**Do this**
Scan the material that follows. Copy every line containing the word "stroke".

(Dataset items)
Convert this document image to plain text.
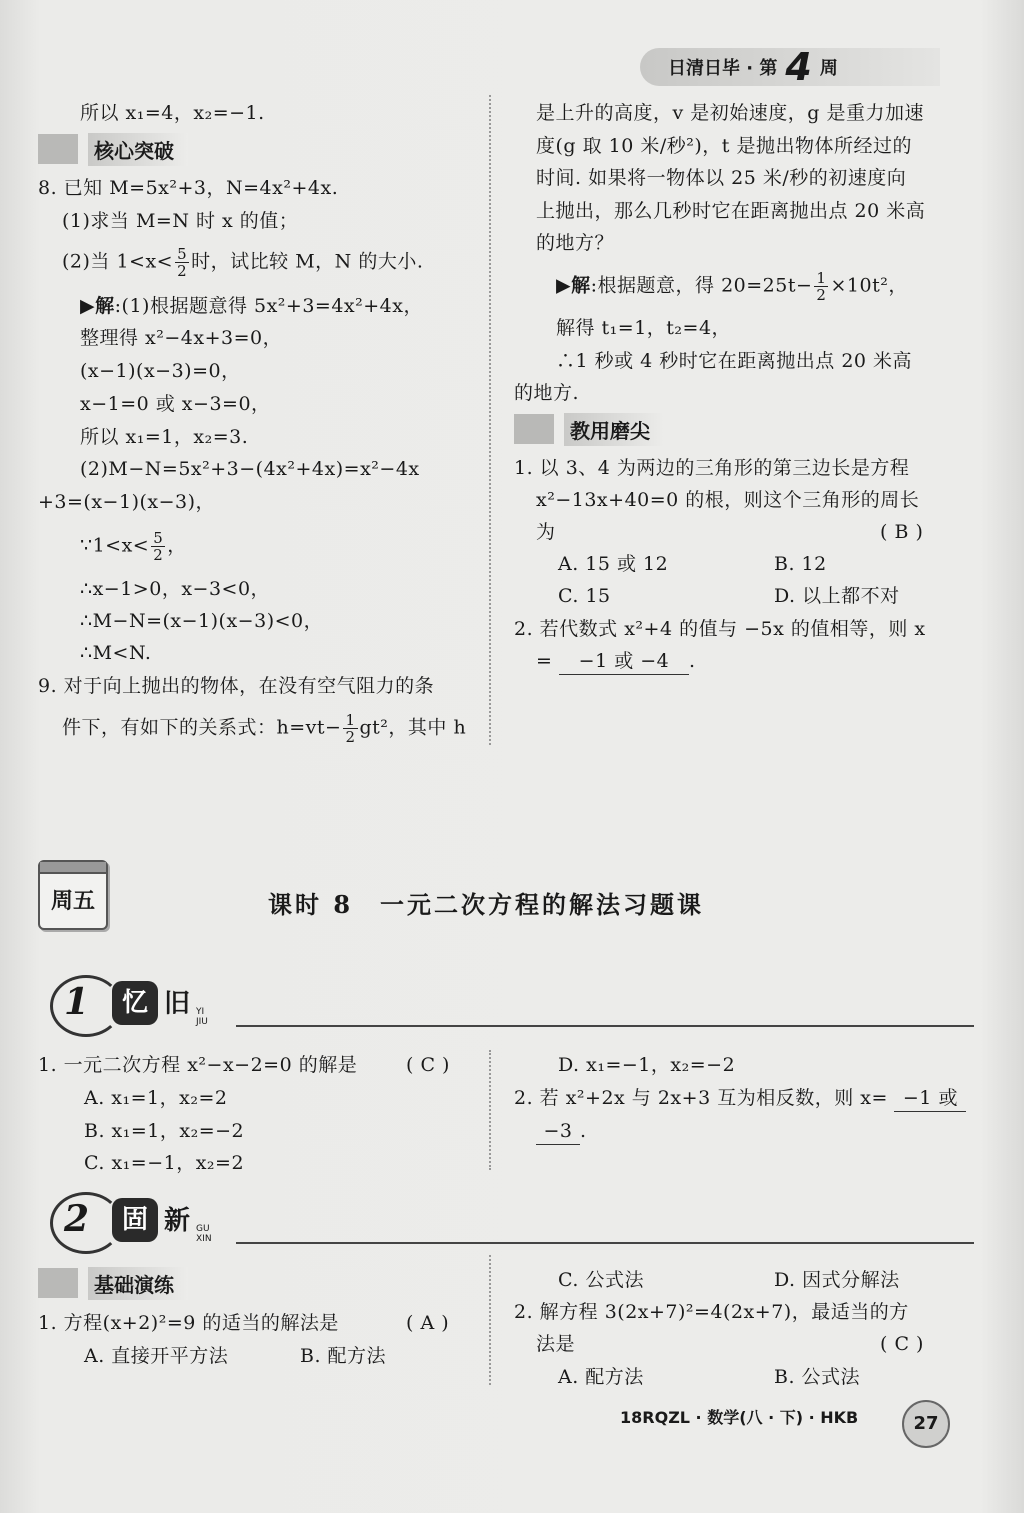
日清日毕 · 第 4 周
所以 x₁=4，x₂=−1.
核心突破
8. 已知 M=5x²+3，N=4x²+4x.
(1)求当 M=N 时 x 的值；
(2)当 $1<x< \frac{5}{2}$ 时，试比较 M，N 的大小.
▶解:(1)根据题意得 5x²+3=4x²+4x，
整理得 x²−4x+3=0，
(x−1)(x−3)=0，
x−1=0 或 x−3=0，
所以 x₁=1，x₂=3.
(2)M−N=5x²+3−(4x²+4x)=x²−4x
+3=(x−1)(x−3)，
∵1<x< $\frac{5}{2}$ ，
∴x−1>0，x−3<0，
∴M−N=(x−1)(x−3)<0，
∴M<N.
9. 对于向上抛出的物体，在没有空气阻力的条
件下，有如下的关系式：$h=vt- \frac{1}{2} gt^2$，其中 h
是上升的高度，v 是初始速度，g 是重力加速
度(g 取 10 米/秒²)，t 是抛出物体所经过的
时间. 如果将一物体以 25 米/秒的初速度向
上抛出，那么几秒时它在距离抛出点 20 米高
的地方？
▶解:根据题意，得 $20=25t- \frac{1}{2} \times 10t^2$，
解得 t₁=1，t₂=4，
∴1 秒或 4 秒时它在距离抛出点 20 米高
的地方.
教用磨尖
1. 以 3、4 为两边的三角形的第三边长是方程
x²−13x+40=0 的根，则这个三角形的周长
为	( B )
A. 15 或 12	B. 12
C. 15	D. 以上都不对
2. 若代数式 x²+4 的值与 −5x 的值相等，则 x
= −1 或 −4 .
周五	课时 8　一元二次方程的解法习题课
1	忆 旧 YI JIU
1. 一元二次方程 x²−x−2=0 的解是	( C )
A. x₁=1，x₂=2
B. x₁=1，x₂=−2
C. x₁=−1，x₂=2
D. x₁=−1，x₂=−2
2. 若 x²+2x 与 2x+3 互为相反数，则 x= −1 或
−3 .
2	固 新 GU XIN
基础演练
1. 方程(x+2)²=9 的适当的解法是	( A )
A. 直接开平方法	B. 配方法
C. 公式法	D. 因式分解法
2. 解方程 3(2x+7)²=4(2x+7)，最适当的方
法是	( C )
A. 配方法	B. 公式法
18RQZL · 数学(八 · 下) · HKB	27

--

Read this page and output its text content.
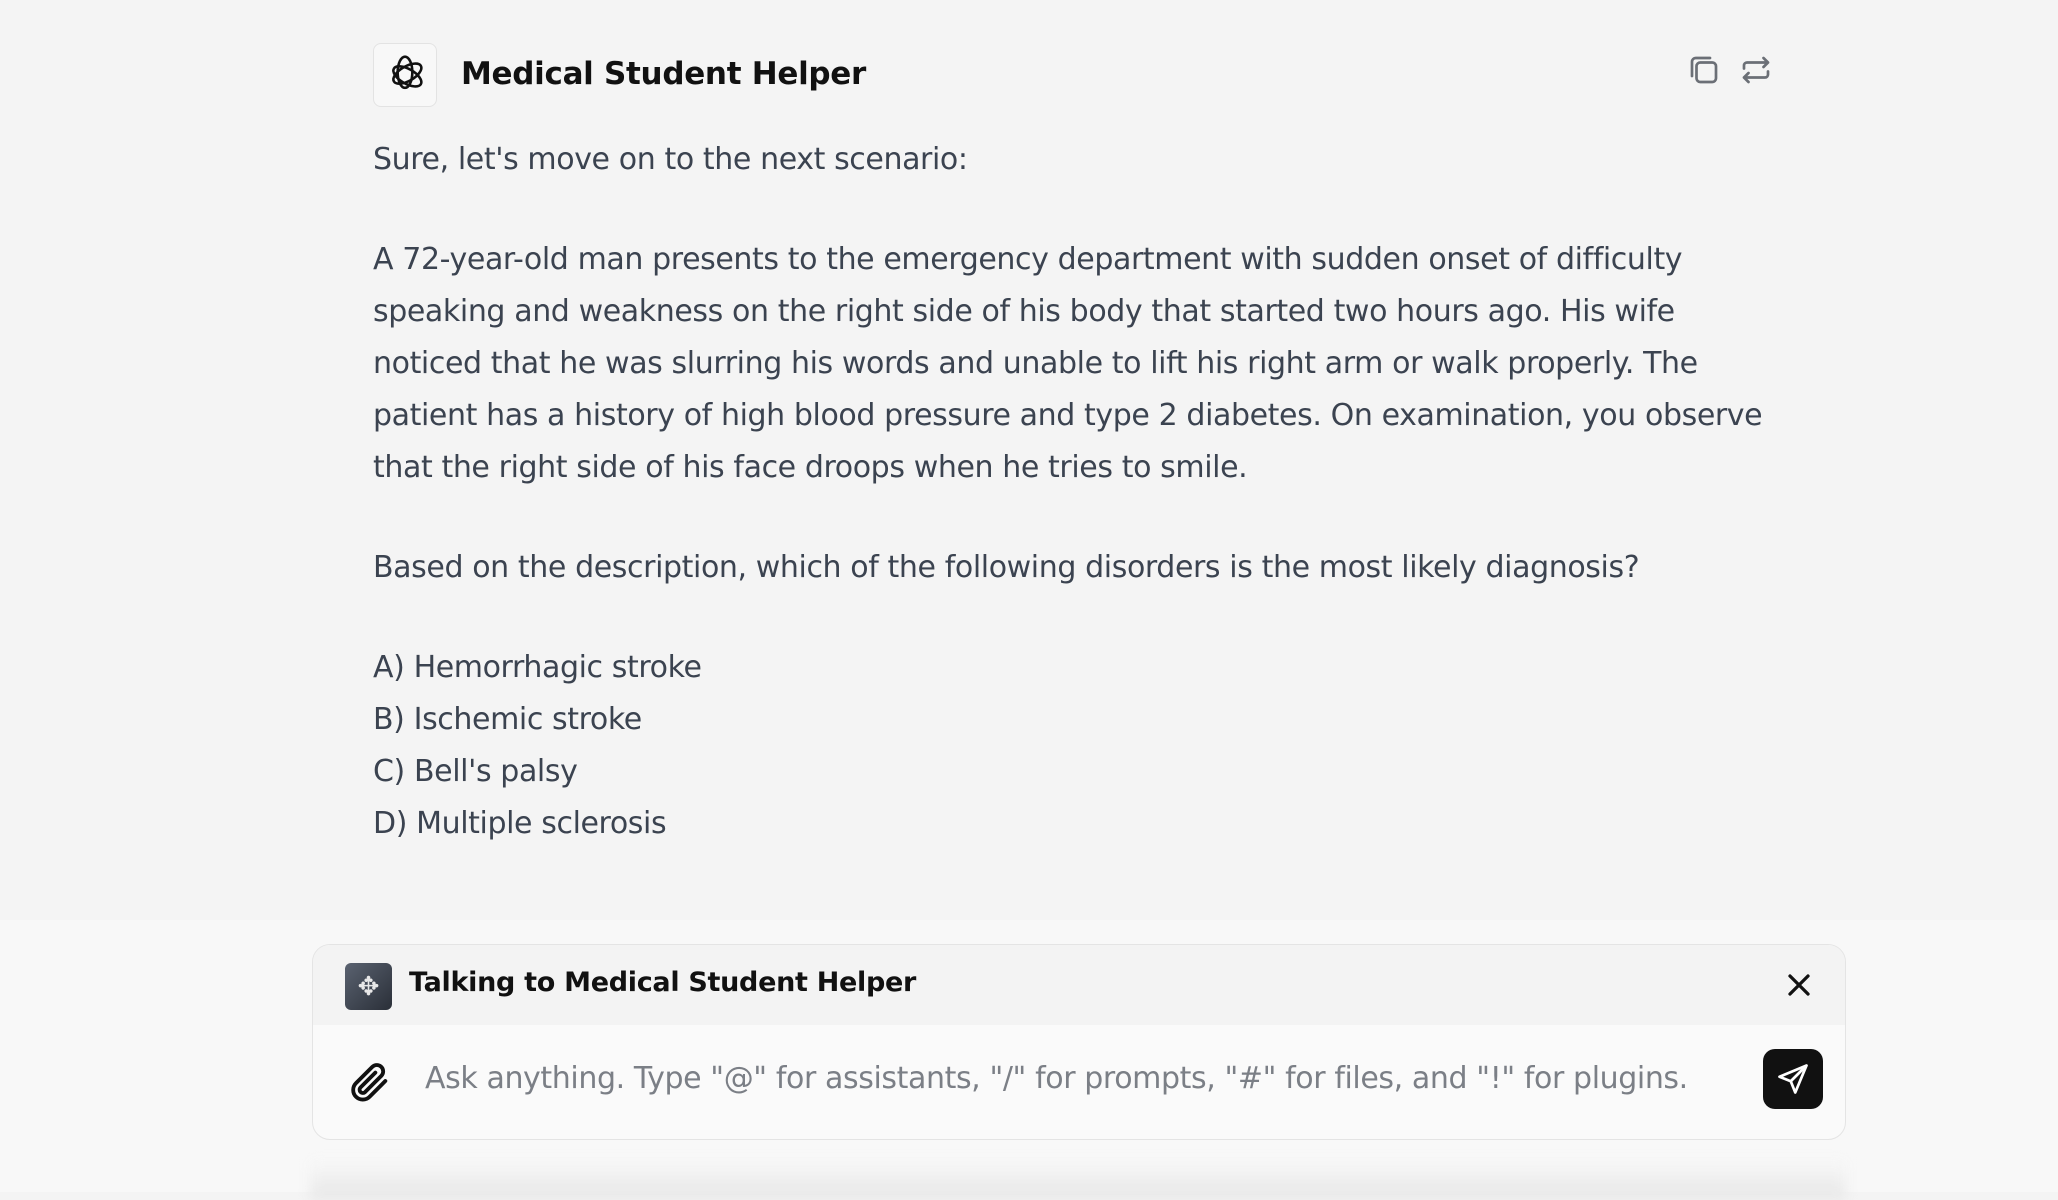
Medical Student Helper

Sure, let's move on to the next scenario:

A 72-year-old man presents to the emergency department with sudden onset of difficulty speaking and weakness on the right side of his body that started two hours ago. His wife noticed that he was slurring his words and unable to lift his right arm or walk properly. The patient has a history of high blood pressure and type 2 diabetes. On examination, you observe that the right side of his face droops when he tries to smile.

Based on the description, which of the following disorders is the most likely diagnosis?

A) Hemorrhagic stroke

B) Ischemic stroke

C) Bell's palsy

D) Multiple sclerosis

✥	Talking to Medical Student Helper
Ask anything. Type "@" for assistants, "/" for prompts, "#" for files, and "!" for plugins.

==

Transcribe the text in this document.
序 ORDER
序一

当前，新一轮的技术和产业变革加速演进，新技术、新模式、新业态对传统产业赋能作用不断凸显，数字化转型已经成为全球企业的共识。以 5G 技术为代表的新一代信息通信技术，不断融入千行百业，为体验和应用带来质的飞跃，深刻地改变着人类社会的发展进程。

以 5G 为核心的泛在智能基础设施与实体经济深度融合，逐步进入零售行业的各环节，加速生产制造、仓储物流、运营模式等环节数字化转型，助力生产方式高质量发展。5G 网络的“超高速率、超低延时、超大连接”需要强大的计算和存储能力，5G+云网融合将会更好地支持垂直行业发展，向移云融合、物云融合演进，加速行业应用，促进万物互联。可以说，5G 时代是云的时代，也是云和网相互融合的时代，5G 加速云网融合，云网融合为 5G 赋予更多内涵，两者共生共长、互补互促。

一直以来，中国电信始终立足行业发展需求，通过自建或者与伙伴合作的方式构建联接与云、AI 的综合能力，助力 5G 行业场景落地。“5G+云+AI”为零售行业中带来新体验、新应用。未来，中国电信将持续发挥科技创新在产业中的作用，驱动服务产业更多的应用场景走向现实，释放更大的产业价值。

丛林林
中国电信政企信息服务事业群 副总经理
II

**The reply**
A) Hemorrhagic stroke
B) Ischemic stroke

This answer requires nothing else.